**** MATERIAL FOR THE TASK

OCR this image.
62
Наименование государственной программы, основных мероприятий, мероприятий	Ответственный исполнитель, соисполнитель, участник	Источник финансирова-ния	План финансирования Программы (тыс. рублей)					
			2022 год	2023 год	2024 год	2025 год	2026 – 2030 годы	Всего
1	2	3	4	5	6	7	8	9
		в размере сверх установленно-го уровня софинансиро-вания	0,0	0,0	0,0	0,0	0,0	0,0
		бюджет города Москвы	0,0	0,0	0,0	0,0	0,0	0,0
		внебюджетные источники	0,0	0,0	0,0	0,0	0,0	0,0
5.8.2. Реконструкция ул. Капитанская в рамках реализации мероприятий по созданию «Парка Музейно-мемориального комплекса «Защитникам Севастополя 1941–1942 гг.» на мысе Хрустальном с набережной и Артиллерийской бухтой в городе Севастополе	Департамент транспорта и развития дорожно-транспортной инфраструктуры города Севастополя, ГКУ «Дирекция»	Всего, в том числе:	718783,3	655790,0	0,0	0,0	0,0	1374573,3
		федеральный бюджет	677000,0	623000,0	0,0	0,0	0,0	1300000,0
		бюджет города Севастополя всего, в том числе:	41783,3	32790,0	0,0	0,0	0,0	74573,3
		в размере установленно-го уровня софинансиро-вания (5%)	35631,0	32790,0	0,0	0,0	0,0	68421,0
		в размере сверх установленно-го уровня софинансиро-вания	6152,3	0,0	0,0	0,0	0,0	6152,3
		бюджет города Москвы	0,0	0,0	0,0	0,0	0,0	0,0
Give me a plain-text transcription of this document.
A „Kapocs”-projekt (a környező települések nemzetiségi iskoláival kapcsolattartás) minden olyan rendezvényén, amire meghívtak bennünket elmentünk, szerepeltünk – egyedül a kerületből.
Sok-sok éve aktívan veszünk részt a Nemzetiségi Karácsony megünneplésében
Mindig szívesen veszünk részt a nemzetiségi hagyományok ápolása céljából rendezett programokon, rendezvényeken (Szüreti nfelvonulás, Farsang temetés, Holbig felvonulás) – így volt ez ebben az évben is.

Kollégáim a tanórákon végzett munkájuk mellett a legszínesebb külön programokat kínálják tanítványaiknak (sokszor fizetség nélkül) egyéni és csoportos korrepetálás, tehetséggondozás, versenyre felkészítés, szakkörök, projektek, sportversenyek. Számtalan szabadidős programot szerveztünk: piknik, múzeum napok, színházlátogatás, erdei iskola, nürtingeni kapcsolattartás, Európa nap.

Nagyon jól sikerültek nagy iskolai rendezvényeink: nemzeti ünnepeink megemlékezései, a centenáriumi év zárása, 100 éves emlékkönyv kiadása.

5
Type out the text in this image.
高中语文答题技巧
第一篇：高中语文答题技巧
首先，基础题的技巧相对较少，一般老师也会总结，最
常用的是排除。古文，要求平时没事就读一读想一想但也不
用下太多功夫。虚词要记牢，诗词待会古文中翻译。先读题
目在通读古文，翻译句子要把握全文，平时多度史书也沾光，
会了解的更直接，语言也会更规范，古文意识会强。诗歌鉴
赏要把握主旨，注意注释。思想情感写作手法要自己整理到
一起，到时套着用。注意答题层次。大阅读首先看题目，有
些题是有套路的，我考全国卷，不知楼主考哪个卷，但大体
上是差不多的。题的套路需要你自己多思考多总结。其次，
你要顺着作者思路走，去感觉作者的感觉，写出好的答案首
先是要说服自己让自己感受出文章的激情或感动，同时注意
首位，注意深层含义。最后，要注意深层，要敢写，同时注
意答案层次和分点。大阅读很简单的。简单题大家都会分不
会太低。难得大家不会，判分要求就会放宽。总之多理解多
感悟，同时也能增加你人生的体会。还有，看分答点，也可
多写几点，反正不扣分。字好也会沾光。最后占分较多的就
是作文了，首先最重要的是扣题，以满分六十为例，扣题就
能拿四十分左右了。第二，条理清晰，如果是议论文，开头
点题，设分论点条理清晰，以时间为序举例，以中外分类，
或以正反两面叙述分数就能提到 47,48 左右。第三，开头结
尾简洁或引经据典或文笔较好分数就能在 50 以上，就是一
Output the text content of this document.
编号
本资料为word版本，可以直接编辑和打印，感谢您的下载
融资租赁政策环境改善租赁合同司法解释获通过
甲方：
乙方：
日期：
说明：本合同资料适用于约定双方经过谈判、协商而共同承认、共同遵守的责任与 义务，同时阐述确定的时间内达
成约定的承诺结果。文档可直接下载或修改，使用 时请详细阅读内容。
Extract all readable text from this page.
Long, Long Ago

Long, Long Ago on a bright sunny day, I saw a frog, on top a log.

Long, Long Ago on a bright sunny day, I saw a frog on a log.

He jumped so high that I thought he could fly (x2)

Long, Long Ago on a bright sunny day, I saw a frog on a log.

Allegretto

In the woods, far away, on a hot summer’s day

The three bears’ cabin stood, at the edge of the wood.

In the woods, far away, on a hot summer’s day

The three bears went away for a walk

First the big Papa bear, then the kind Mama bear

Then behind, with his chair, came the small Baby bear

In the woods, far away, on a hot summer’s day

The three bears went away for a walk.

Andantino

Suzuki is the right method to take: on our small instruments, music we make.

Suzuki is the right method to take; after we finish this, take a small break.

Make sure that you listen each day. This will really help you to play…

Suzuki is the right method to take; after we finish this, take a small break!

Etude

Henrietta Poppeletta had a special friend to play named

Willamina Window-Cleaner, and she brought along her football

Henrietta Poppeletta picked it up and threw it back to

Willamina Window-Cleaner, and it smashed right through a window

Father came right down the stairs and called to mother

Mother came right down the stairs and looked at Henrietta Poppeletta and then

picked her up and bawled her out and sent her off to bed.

********

Recopy the entries above exactly, with every line included.

* WORKED SOLUTION
OCR this image.
62
Наименование государственной программы, основных мероприятий, мероприятий	Ответственный исполнитель, соисполнитель, участник	Источник финансирова-ния	План финансирования Программы (тыс. рублей)					
			2022 год	2023 год	2024 год	2025 год	2026 – 2030 годы	Всего
1	2	3	4	5	6	7	8	9
		в размере сверх установленно-го уровня софинансиро-вания	0,0	0,0	0,0	0,0	0,0	0,0
		бюджет города Москвы	0,0	0,0	0,0	0,0	0,0	0,0
		внебюджетные источники	0,0	0,0	0,0	0,0	0,0	0,0
5.8.2. Реконструкция ул. Капитанская в рамках реализации мероприятий по созданию «Парка Музейно-мемориального комплекса «Защитникам Севастополя 1941–1942 гг.» на мысе Хрустальном с набережной и Артиллерийской бухтой в городе Севастополе	Департамент транспорта и развития дорожно-транспортной инфраструктуры города Севастополя, ГКУ «Дирекция»	Всего, в том числе:	718783,3	655790,0	0,0	0,0	0,0	1374573,3
		федеральный бюджет	677000,0	623000,0	0,0	0,0	0,0	1300000,0
		бюджет города Севастополя всего, в том числе:	41783,3	32790,0	0,0	0,0	0,0	74573,3
		в размере установленно-го уровня софинансиро-вания (5%)	35631,0	32790,0	0,0	0,0	0,0	68421,0
		в размере сверх установленно-го уровня софинансиро-вания	6152,3	0,0	0,0	0,0	0,0	6152,3
		бюджет города Москвы	0,0	0,0	0,0	0,0	0,0	0,0
Give me a plain-text transcription of this document.
A „Kapocs”-projekt (a környező települések nemzetiségi iskoláival kapcsolattartás) minden olyan rendezvényén, amire meghívtak bennünket elmentünk, szerepeltünk – egyedül a kerületből.
Sok-sok éve aktívan veszünk részt a Nemzetiségi Karácsony megünneplésében
Mindig szívesen veszünk részt a nemzetiségi hagyományok ápolása céljából rendezett programokon, rendezvényeken (Szüreti nfelvonulás, Farsang temetés, Holbig felvonulás) – így volt ez ebben az évben is.

Kollégáim a tanórákon végzett munkájuk mellett a legszínesebb külön programokat kínálják tanítványaiknak (sokszor fizetség nélkül) egyéni és csoportos korrepetálás, tehetséggondozás, versenyre felkészítés, szakkörök, projektek, sportversenyek. Számtalan szabadidős programot szerveztünk: piknik, múzeum napok, színházlátogatás, erdei iskola, nürtingeni kapcsolattartás, Európa nap.

Nagyon jól sikerültek nagy iskolai rendezvényeink: nemzeti ünnepeink megemlékezései, a centenáriumi év zárása, 100 éves emlékkönyv kiadása.

5
Type out the text in this image.
高中语文答题技巧
第一篇：高中语文答题技巧
首先，基础题的技巧相对较少，一般老师也会总结，最
常用的是排除。古文，要求平时没事就读一读想一想但也不
用下太多功夫。虚词要记牢，诗词待会古文中翻译。先读题
目在通读古文，翻译句子要把握全文，平时多度史书也沾光，
会了解的更直接，语言也会更规范，古文意识会强。诗歌鉴
赏要把握主旨，注意注释。思想情感写作手法要自己整理到
一起，到时套着用。注意答题层次。大阅读首先看题目，有
些题是有套路的，我考全国卷，不知楼主考哪个卷，但大体
上是差不多的。题的套路需要你自己多思考多总结。其次，
你要顺着作者思路走，去感觉作者的感觉，写出好的答案首
先是要说服自己让自己感受出文章的激情或感动，同时注意
首位，注意深层含义。最后，要注意深层，要敢写，同时注
意答案层次和分点。大阅读很简单的。简单题大家都会分不
会太低。难得大家不会，判分要求就会放宽。总之多理解多
感悟，同时也能增加你人生的体会。还有，看分答点，也可
多写几点，反正不扣分。字好也会沾光。最后占分较多的就
是作文了，首先最重要的是扣题，以满分六十为例，扣题就
能拿四十分左右了。第二，条理清晰，如果是议论文，开头
点题，设分论点条理清晰，以时间为序举例，以中外分类，
或以正反两面叙述分数就能提到 47,48 左右。第三，开头结
尾简洁或引经据典或文笔较好分数就能在 50 以上，就是一
Output the text content of this document.
编号
本资料为word版本，可以直接编辑和打印，感谢您的下载
融资租赁政策环境改善租赁合同司法解释获通过
甲方：
乙方：
日期：
说明：本合同资料适用于约定双方经过谈判、协商而共同承认、共同遵守的责任与 义务，同时阐述确定的时间内达
成约定的承诺结果。文档可直接下载或修改，使用 时请详细阅读内容。
Extract all readable text from this page.
Long, Long Ago

Long, Long Ago on a bright sunny day, I saw a frog, on top a log.

Long, Long Ago on a bright sunny day, I saw a frog on a log.

He jumped so high that I thought he could fly (x2)

Long, Long Ago on a bright sunny day, I saw a frog on a log.

Allegretto

In the woods, far away, on a hot summer’s day

The three bears’ cabin stood, at the edge of the wood.

In the woods, far away, on a hot summer’s day

The three bears went away for a walk

First the big Papa bear, then the kind Mama bear

Then behind, with his chair, came the small Baby bear

In the woods, far away, on a hot summer’s day

The three bears went away for a walk.

Andantino

Suzuki is the right method to take: on our small instruments, music we make.

Suzuki is the right method to take; after we finish this, take a small break.

Make sure that you listen each day. This will really help you to play…

Suzuki is the right method to take; after we finish this, take a small break!

Etude

Henrietta Poppeletta had a special friend to play named

Willamina Window-Cleaner, and she brought along her football

Henrietta Poppeletta picked it up and threw it back to

Willamina Window-Cleaner, and it smashed right through a window

Father came right down the stairs and called to mother

Mother came right down the stairs and looked at Henrietta Poppeletta and then

picked her up and bawled her out and sent her off to bed.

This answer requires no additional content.